** begin **
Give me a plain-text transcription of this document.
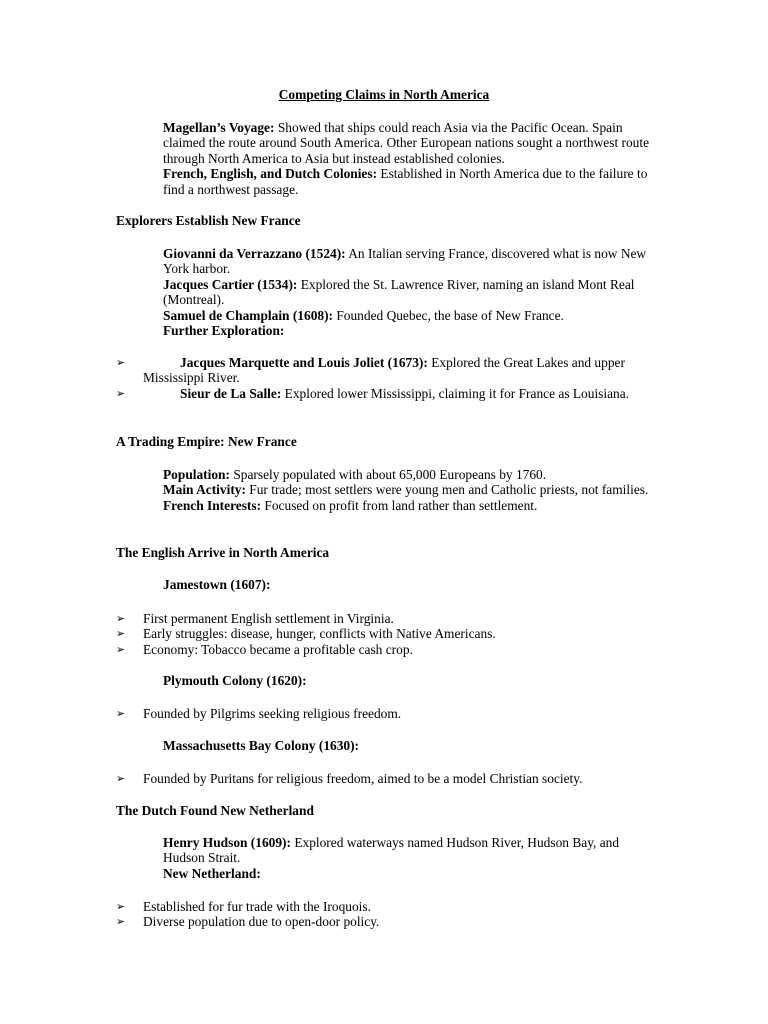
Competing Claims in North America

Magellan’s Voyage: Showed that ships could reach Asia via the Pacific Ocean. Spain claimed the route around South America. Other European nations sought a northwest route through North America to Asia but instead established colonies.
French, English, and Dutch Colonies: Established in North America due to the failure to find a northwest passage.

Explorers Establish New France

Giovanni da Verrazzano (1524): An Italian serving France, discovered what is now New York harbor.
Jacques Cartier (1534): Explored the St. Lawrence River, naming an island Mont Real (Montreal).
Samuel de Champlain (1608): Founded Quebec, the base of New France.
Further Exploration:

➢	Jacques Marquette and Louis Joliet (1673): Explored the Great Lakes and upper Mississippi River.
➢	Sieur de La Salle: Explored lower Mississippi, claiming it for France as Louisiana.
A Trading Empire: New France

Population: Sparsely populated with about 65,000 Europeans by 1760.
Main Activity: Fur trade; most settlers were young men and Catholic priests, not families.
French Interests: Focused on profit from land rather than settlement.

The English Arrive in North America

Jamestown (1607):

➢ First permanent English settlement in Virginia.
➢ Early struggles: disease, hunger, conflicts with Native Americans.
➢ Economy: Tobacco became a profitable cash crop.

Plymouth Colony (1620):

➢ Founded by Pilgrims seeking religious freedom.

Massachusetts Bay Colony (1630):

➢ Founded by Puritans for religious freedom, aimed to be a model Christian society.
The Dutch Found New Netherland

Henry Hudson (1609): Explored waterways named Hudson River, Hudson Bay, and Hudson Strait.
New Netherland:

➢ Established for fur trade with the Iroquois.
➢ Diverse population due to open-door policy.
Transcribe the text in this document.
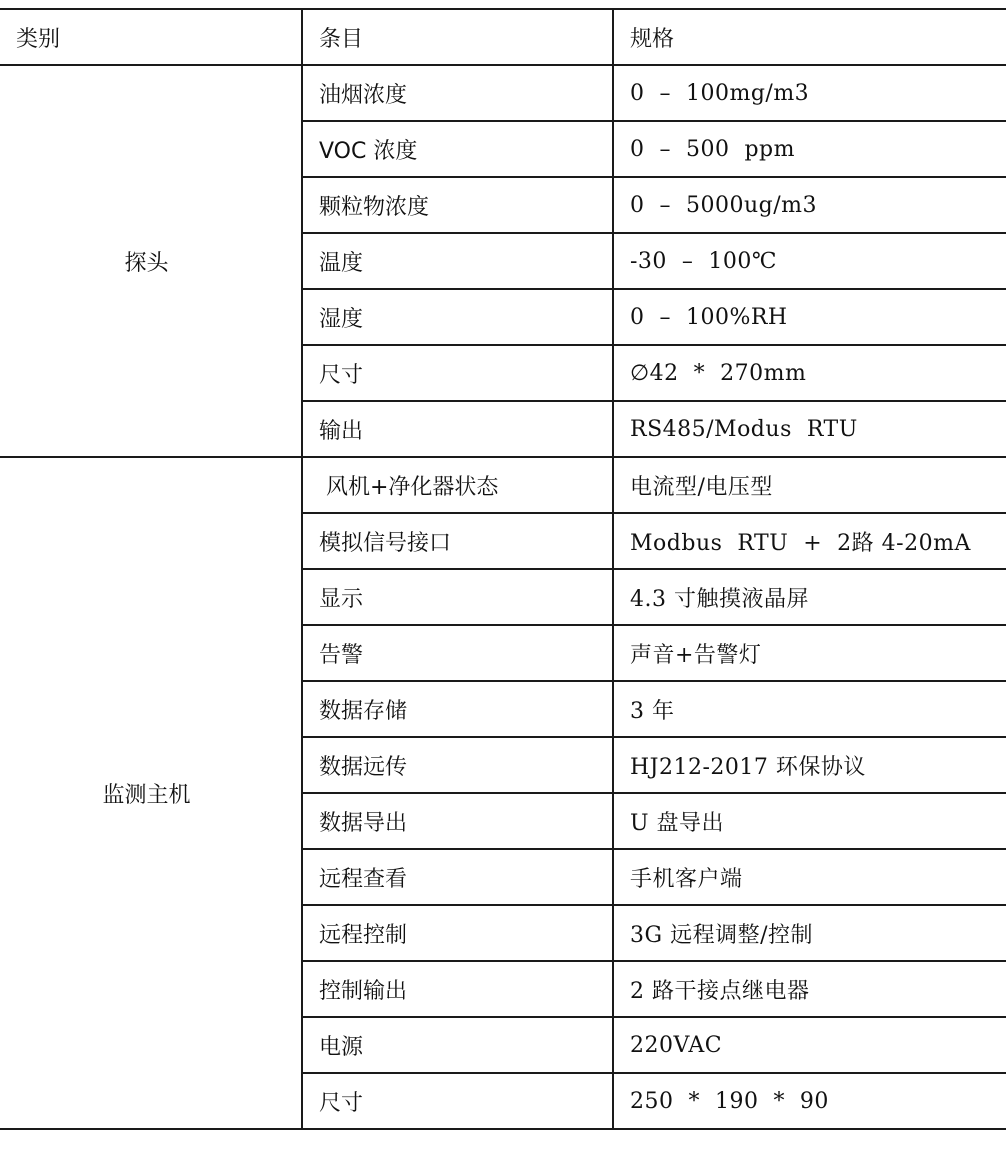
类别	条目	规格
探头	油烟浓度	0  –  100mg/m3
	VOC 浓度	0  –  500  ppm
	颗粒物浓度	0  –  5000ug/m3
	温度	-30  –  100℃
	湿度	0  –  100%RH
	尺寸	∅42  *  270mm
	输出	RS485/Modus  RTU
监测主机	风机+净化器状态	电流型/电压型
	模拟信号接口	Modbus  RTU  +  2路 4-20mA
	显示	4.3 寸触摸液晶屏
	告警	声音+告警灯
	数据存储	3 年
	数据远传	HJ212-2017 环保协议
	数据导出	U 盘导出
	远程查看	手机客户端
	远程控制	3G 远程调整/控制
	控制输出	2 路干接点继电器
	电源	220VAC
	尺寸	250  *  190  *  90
** end **
- Exercise aim -
Scan the material above. Copy each line that holds the word "Explored".

- Task result -
Jacques Cartier (1534): Explored the St. Lawrence River, naming an island Mont Real (Montreal).
➢	Jacques Marquette and Louis Joliet (1673): Explored the Great Lakes and upper Mississippi River.
➢	Sieur de La Salle: Explored lower Mississippi, claiming it for France as Louisiana.
Henry Hudson (1609): Explored waterways named Hudson River, Hudson Bay, and Hudson Strait.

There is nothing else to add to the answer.